_What the task asks_
Your answer must be an exact copy of the records below, with no pictures in it.

-------------------------

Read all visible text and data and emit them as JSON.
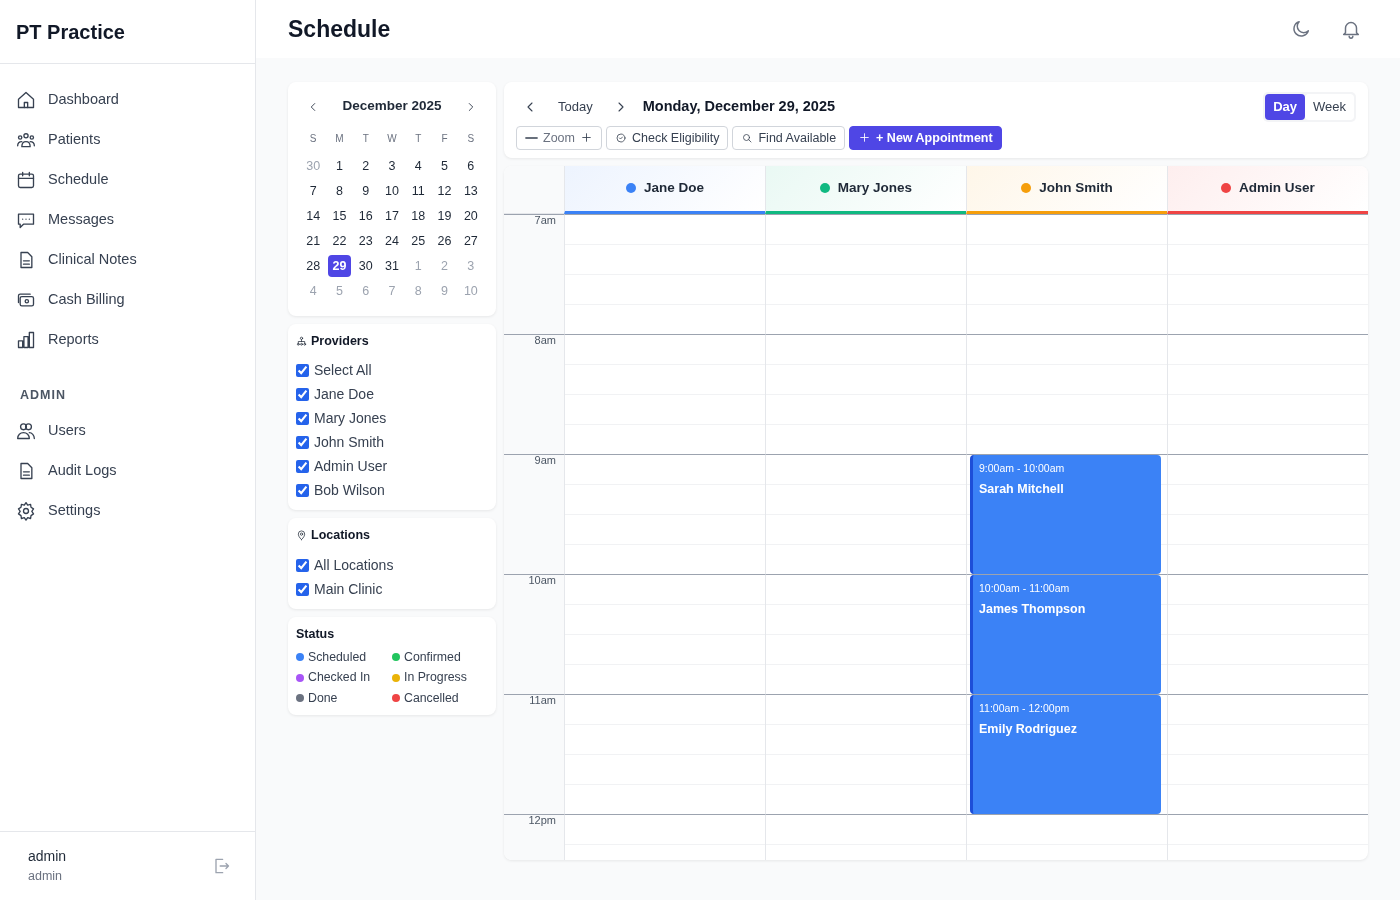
{
  "sidebar": {
    "title": "PT Practice",
    "nav_items": [
      {
        "label": "Dashboard"
      },
      {
        "label": "Patients"
      },
      {
        "label": "Schedule"
      },
      {
        "label": "Messages"
      },
      {
        "label": "Clinical Notes"
      },
      {
        "label": "Cash Billing"
      },
      {
        "label": "Reports"
      }
    ],
    "admin_heading": "ADMIN",
    "admin_items": [
      {
        "label": "Users"
      },
      {
        "label": "Audit Logs"
      },
      {
        "label": "Settings"
      }
    ],
    "user": {
      "name": "admin",
      "role": "admin"
    }
  },
  "header": {
    "title": "Schedule"
  },
  "mini_calendar": {
    "month": "December 2025",
    "weekdays": [
      "S",
      "M",
      "T",
      "W",
      "T",
      "F",
      "S"
    ],
    "days": [
      {
        "label": "30",
        "muted": true,
        "selected": false
      },
      {
        "label": "1",
        "muted": false,
        "selected": false
      },
      {
        "label": "2",
        "muted": false,
        "selected": false
      },
      {
        "label": "3",
        "muted": false,
        "selected": false
      },
      {
        "label": "4",
        "muted": false,
        "selected": false
      },
      {
        "label": "5",
        "muted": false,
        "selected": false
      },
      {
        "label": "6",
        "muted": false,
        "selected": false
      },
      {
        "label": "7",
        "muted": false,
        "selected": false
      },
      {
        "label": "8",
        "muted": false,
        "selected": false
      },
      {
        "label": "9",
        "muted": false,
        "selected": false
      },
      {
        "label": "10",
        "muted": false,
        "selected": false
      },
      {
        "label": "11",
        "muted": false,
        "selected": false
      },
      {
        "label": "12",
        "muted": false,
        "selected": false
      },
      {
        "label": "13",
        "muted": false,
        "selected": false
      },
      {
        "label": "14",
        "muted": false,
        "selected": false
      },
      {
        "label": "15",
        "muted": false,
        "selected": false
      },
      {
        "label": "16",
        "muted": false,
        "selected": false
      },
      {
        "label": "17",
        "muted": false,
        "selected": false
      },
      {
        "label": "18",
        "muted": false,
        "selected": false
      },
      {
        "label": "19",
        "muted": false,
        "selected": false
      },
      {
        "label": "20",
        "muted": false,
        "selected": false
      },
      {
        "label": "21",
        "muted": false,
        "selected": false
      },
      {
        "label": "22",
        "muted": false,
        "selected": false
      },
      {
        "label": "23",
        "muted": false,
        "selected": false
      },
      {
        "label": "24",
        "muted": false,
        "selected": false
      },
      {
        "label": "25",
        "muted": false,
        "selected": false
      },
      {
        "label": "26",
        "muted": false,
        "selected": false
      },
      {
        "label": "27",
        "muted": false,
        "selected": false
      },
      {
        "label": "28",
        "muted": false,
        "selected": false
      },
      {
        "label": "29",
        "muted": false,
        "selected": true
      },
      {
        "label": "30",
        "muted": false,
        "selected": false
      },
      {
        "label": "31",
        "muted": false,
        "selected": false
      },
      {
        "label": "1",
        "muted": true,
        "selected": false
      },
      {
        "label": "2",
        "muted": true,
        "selected": false
      },
      {
        "label": "3",
        "muted": true,
        "selected": false
      },
      {
        "label": "4",
        "muted": true,
        "selected": false
      },
      {
        "label": "5",
        "muted": true,
        "selected": false
      },
      {
        "label": "6",
        "muted": true,
        "selected": false
      },
      {
        "label": "7",
        "muted": true,
        "selected": false
      },
      {
        "label": "8",
        "muted": true,
        "selected": false
      },
      {
        "label": "9",
        "muted": true,
        "selected": false
      },
      {
        "label": "10",
        "muted": true,
        "selected": false
      }
    ]
  },
  "providers_filter": {
    "title": "Providers",
    "options": [
      {
        "label": "Select All",
        "checked": true
      },
      {
        "label": "Jane Doe",
        "checked": true
      },
      {
        "label": "Mary Jones",
        "checked": true
      },
      {
        "label": "John Smith",
        "checked": true
      },
      {
        "label": "Admin User",
        "checked": true
      },
      {
        "label": "Bob Wilson",
        "checked": true
      }
    ]
  },
  "locations_filter": {
    "title": "Locations",
    "options": [
      {
        "label": "All Locations",
        "checked": true
      },
      {
        "label": "Main Clinic",
        "checked": true
      }
    ]
  },
  "status_legend": {
    "title": "Status",
    "items": [
      {
        "label": "Scheduled",
        "color": "#3b82f6"
      },
      {
        "label": "Confirmed",
        "color": "#22c55e"
      },
      {
        "label": "Checked In",
        "color": "#a855f7"
      },
      {
        "label": "In Progress",
        "color": "#eab308"
      },
      {
        "label": "Done",
        "color": "#6b7280"
      },
      {
        "label": "Cancelled",
        "color": "#ef4444"
      }
    ]
  },
  "toolbar": {
    "today": "Today",
    "date": "Monday, December 29, 2025",
    "views": [
      {
        "label": "Day",
        "selected": true
      },
      {
        "label": "Week",
        "selected": false
      }
    ],
    "zoom": "Zoom",
    "buttons": [
      {
        "label": "Check Eligibility",
        "kind": "check"
      },
      {
        "label": "Find Available",
        "kind": "search"
      },
      {
        "label": "+ New Appointment",
        "kind": "primary"
      }
    ]
  },
  "schedule": {
    "providers": [
      {
        "name": "Jane Doe",
        "color": "#3b82f6"
      },
      {
        "name": "Mary Jones",
        "color": "#10b981"
      },
      {
        "name": "John Smith",
        "color": "#f59e0b"
      },
      {
        "name": "Admin User",
        "color": "#ef4444"
      }
    ],
    "hours": [
      {
        "label": "7am",
        "cells": [
          null,
          null,
          null,
          null
        ]
      },
      {
        "label": "8am",
        "cells": [
          null,
          null,
          null,
          null
        ]
      },
      {
        "label": "9am",
        "cells": [
          null,
          null,
          {
            "time": "9:00am - 10:00am",
            "patient": "Sarah Mitchell"
          },
          null
        ]
      },
      {
        "label": "10am",
        "cells": [
          null,
          null,
          {
            "time": "10:00am - 11:00am",
            "patient": "James Thompson"
          },
          null
        ]
      },
      {
        "label": "11am",
        "cells": [
          null,
          null,
          {
            "time": "11:00am - 12:00pm",
            "patient": "Emily Rodriguez"
          },
          null
        ]
      },
      {
        "label": "12pm",
        "cells": [
          null,
          null,
          null,
          null
        ]
      }
    ]
  }
}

-------------------------

_Answer space_
Read all visible text and data and emit them as JSON.
{
  "sidebar": {
    "title": "PT Practice",
    "nav_items": [
      {
        "label": "Dashboard"
      },
      {
        "label": "Patients"
      },
      {
        "label": "Schedule"
      },
      {
        "label": "Messages"
      },
      {
        "label": "Clinical Notes"
      },
      {
        "label": "Cash Billing"
      },
      {
        "label": "Reports"
      }
    ],
    "admin_heading": "ADMIN",
    "admin_items": [
      {
        "label": "Users"
      },
      {
        "label": "Audit Logs"
      },
      {
        "label": "Settings"
      }
    ],
    "user": {
      "name": "admin",
      "role": "admin"
    }
  },
  "header": {
    "title": "Schedule"
  },
  "mini_calendar": {
    "month": "December 2025",
    "weekdays": [
      "S",
      "M",
      "T",
      "W",
      "T",
      "F",
      "S"
    ],
    "days": [
      {
        "label": "30",
        "muted": true,
        "selected": false
      },
      {
        "label": "1",
        "muted": false,
        "selected": false
      },
      {
        "label": "2",
        "muted": false,
        "selected": false
      },
      {
        "label": "3",
        "muted": false,
        "selected": false
      },
      {
        "label": "4",
        "muted": false,
        "selected": false
      },
      {
        "label": "5",
        "muted": false,
        "selected": false
      },
      {
        "label": "6",
        "muted": false,
        "selected": false
      },
      {
        "label": "7",
        "muted": false,
        "selected": false
      },
      {
        "label": "8",
        "muted": false,
        "selected": false
      },
      {
        "label": "9",
        "muted": false,
        "selected": false
      },
      {
        "label": "10",
        "muted": false,
        "selected": false
      },
      {
        "label": "11",
        "muted": false,
        "selected": false
      },
      {
        "label": "12",
        "muted": false,
        "selected": false
      },
      {
        "label": "13",
        "muted": false,
        "selected": false
      },
      {
        "label": "14",
        "muted": false,
        "selected": false
      },
      {
        "label": "15",
        "muted": false,
        "selected": false
      },
      {
        "label": "16",
        "muted": false,
        "selected": false
      },
      {
        "label": "17",
        "muted": false,
        "selected": false
      },
      {
        "label": "18",
        "muted": false,
        "selected": false
      },
      {
        "label": "19",
        "muted": false,
        "selected": false
      },
      {
        "label": "20",
        "muted": false,
        "selected": false
      },
      {
        "label": "21",
        "muted": false,
        "selected": false
      },
      {
        "label": "22",
        "muted": false,
        "selected": false
      },
      {
        "label": "23",
        "muted": false,
        "selected": false
      },
      {
        "label": "24",
        "muted": false,
        "selected": false
      },
      {
        "label": "25",
        "muted": false,
        "selected": false
      },
      {
        "label": "26",
        "muted": false,
        "selected": false
      },
      {
        "label": "27",
        "muted": false,
        "selected": false
      },
      {
        "label": "28",
        "muted": false,
        "selected": false
      },
      {
        "label": "29",
        "muted": false,
        "selected": true
      },
      {
        "label": "30",
        "muted": false,
        "selected": false
      },
      {
        "label": "31",
        "muted": false,
        "selected": false
      },
      {
        "label": "1",
        "muted": true,
        "selected": false
      },
      {
        "label": "2",
        "muted": true,
        "selected": false
      },
      {
        "label": "3",
        "muted": true,
        "selected": false
      },
      {
        "label": "4",
        "muted": true,
        "selected": false
      },
      {
        "label": "5",
        "muted": true,
        "selected": false
      },
      {
        "label": "6",
        "muted": true,
        "selected": false
      },
      {
        "label": "7",
        "muted": true,
        "selected": false
      },
      {
        "label": "8",
        "muted": true,
        "selected": false
      },
      {
        "label": "9",
        "muted": true,
        "selected": false
      },
      {
        "label": "10",
        "muted": true,
        "selected": false
      }
    ]
  },
  "providers_filter": {
    "title": "Providers",
    "options": [
      {
        "label": "Select All",
        "checked": true
      },
      {
        "label": "Jane Doe",
        "checked": true
      },
      {
        "label": "Mary Jones",
        "checked": true
      },
      {
        "label": "John Smith",
        "checked": true
      },
      {
        "label": "Admin User",
        "checked": true
      },
      {
        "label": "Bob Wilson",
        "checked": true
      }
    ]
  },
  "locations_filter": {
    "title": "Locations",
    "options": [
      {
        "label": "All Locations",
        "checked": true
      },
      {
        "label": "Main Clinic",
        "checked": true
      }
    ]
  },
  "status_legend": {
    "title": "Status",
    "items": [
      {
        "label": "Scheduled",
        "color": "#3b82f6"
      },
      {
        "label": "Confirmed",
        "color": "#22c55e"
      },
      {
        "label": "Checked In",
        "color": "#a855f7"
      },
      {
        "label": "In Progress",
        "color": "#eab308"
      },
      {
        "label": "Done",
        "color": "#6b7280"
      },
      {
        "label": "Cancelled",
        "color": "#ef4444"
      }
    ]
  },
  "toolbar": {
    "today": "Today",
    "date": "Monday, December 29, 2025",
    "views": [
      {
        "label": "Day",
        "selected": true
      },
      {
        "label": "Week",
        "selected": false
      }
    ],
    "zoom": "Zoom",
    "buttons": [
      {
        "label": "Check Eligibility",
        "kind": "check"
      },
      {
        "label": "Find Available",
        "kind": "search"
      },
      {
        "label": "+ New Appointment",
        "kind": "primary"
      }
    ]
  },
  "schedule": {
    "providers": [
      {
        "name": "Jane Doe",
        "color": "#3b82f6"
      },
      {
        "name": "Mary Jones",
        "color": "#10b981"
      },
      {
        "name": "John Smith",
        "color": "#f59e0b"
      },
      {
        "name": "Admin User",
        "color": "#ef4444"
      }
    ],
    "hours": [
      {
        "label": "7am",
        "cells": [
          null,
          null,
          null,
          null
        ]
      },
      {
        "label": "8am",
        "cells": [
          null,
          null,
          null,
          null
        ]
      },
      {
        "label": "9am",
        "cells": [
          null,
          null,
          {
            "time": "9:00am - 10:00am",
            "patient": "Sarah Mitchell"
          },
          null
        ]
      },
      {
        "label": "10am",
        "cells": [
          null,
          null,
          {
            "time": "10:00am - 11:00am",
            "patient": "James Thompson"
          },
          null
        ]
      },
      {
        "label": "11am",
        "cells": [
          null,
          null,
          {
            "time": "11:00am - 12:00pm",
            "patient": "Emily Rodriguez"
          },
          null
        ]
      },
      {
        "label": "12pm",
        "cells": [
          null,
          null,
          null,
          null
        ]
      }
    ]
  }
}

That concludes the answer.